--- start of EXCERPTED RECORDS ---

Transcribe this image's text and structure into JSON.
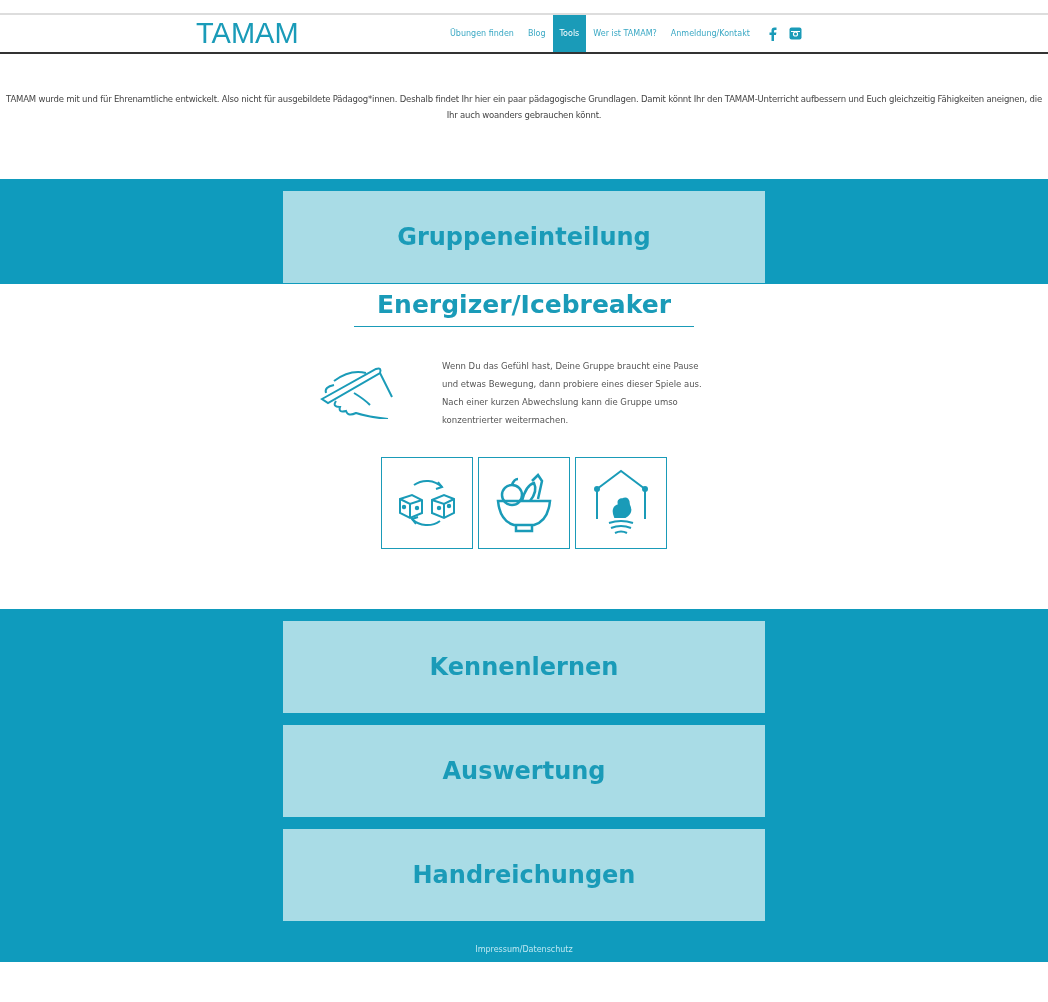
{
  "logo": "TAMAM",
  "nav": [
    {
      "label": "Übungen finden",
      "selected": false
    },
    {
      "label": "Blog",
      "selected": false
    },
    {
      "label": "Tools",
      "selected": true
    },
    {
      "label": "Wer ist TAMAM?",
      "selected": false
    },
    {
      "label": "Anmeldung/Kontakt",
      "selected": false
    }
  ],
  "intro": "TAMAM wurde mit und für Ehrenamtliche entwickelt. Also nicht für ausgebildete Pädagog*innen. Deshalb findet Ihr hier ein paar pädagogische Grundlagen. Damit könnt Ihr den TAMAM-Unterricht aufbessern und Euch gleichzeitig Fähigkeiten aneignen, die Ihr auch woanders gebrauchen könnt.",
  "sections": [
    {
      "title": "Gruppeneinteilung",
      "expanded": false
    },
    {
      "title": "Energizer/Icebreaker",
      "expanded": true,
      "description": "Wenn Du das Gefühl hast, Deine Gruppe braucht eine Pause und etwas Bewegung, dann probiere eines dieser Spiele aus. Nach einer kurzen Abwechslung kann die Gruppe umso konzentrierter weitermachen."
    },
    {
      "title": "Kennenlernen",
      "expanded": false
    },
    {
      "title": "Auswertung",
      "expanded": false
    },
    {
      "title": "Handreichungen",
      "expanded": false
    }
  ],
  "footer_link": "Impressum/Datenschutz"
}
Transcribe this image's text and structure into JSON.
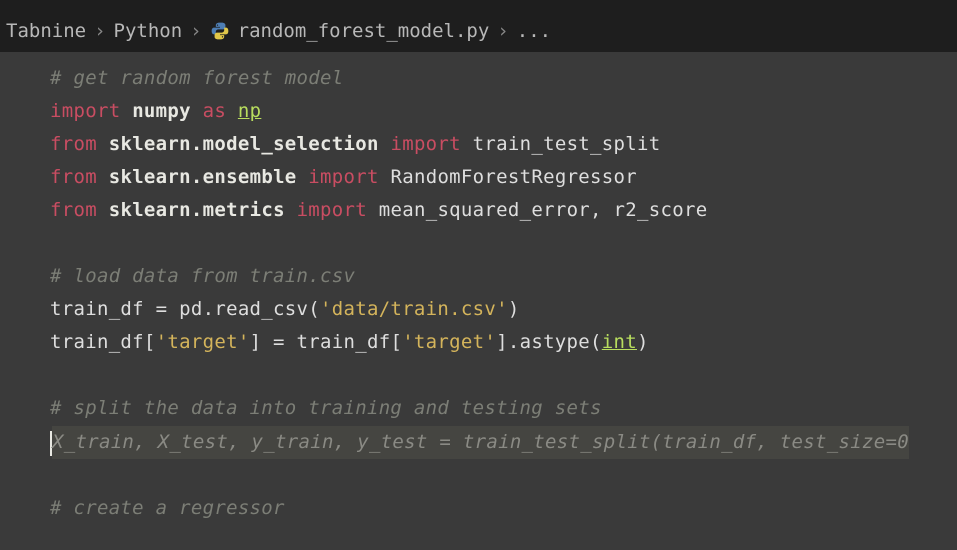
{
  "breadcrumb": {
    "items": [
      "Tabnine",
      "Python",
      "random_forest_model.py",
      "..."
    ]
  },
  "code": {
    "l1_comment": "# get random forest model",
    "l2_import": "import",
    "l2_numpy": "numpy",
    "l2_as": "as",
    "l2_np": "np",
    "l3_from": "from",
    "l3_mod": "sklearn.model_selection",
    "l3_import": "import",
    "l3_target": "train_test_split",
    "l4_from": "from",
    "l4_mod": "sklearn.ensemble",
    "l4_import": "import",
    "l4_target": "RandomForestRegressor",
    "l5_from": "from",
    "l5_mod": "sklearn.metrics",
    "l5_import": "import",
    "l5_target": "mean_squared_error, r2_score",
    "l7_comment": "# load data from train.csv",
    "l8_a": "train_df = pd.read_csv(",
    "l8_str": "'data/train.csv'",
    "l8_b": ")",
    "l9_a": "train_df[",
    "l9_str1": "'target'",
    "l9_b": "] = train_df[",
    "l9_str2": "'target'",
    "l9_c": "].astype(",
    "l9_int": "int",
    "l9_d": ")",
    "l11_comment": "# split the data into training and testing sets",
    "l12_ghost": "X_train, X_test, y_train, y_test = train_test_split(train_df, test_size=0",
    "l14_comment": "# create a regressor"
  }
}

--- end of EXCERPTED RECORDS ---

• TO BE DONE: Retype each entry precisely. Skip images entirely.

• THE RESPONSE:
Transcribe this image's text and structure into JSON.
{
  "logo": "TAMAM",
  "nav": [
    {
      "label": "Übungen finden",
      "selected": false
    },
    {
      "label": "Blog",
      "selected": false
    },
    {
      "label": "Tools",
      "selected": true
    },
    {
      "label": "Wer ist TAMAM?",
      "selected": false
    },
    {
      "label": "Anmeldung/Kontakt",
      "selected": false
    }
  ],
  "intro": "TAMAM wurde mit und für Ehrenamtliche entwickelt. Also nicht für ausgebildete Pädagog*innen. Deshalb findet Ihr hier ein paar pädagogische Grundlagen. Damit könnt Ihr den TAMAM-Unterricht aufbessern und Euch gleichzeitig Fähigkeiten aneignen, die Ihr auch woanders gebrauchen könnt.",
  "sections": [
    {
      "title": "Gruppeneinteilung",
      "expanded": false
    },
    {
      "title": "Energizer/Icebreaker",
      "expanded": true,
      "description": "Wenn Du das Gefühl hast, Deine Gruppe braucht eine Pause und etwas Bewegung, dann probiere eines dieser Spiele aus. Nach einer kurzen Abwechslung kann die Gruppe umso konzentrierter weitermachen."
    },
    {
      "title": "Kennenlernen",
      "expanded": false
    },
    {
      "title": "Auswertung",
      "expanded": false
    },
    {
      "title": "Handreichungen",
      "expanded": false
    }
  ],
  "footer_link": "Impressum/Datenschutz"
}
Transcribe this image's text and structure into JSON.
{
  "breadcrumb": {
    "items": [
      "Tabnine",
      "Python",
      "random_forest_model.py",
      "..."
    ]
  },
  "code": {
    "l1_comment": "# get random forest model",
    "l2_import": "import",
    "l2_numpy": "numpy",
    "l2_as": "as",
    "l2_np": "np",
    "l3_from": "from",
    "l3_mod": "sklearn.model_selection",
    "l3_import": "import",
    "l3_target": "train_test_split",
    "l4_from": "from",
    "l4_mod": "sklearn.ensemble",
    "l4_import": "import",
    "l4_target": "RandomForestRegressor",
    "l5_from": "from",
    "l5_mod": "sklearn.metrics",
    "l5_import": "import",
    "l5_target": "mean_squared_error, r2_score",
    "l7_comment": "# load data from train.csv",
    "l8_a": "train_df = pd.read_csv(",
    "l8_str": "'data/train.csv'",
    "l8_b": ")",
    "l9_a": "train_df[",
    "l9_str1": "'target'",
    "l9_b": "] = train_df[",
    "l9_str2": "'target'",
    "l9_c": "].astype(",
    "l9_int": "int",
    "l9_d": ")",
    "l11_comment": "# split the data into training and testing sets",
    "l12_ghost": "X_train, X_test, y_train, y_test = train_test_split(train_df, test_size=0",
    "l14_comment": "# create a regressor"
  }
}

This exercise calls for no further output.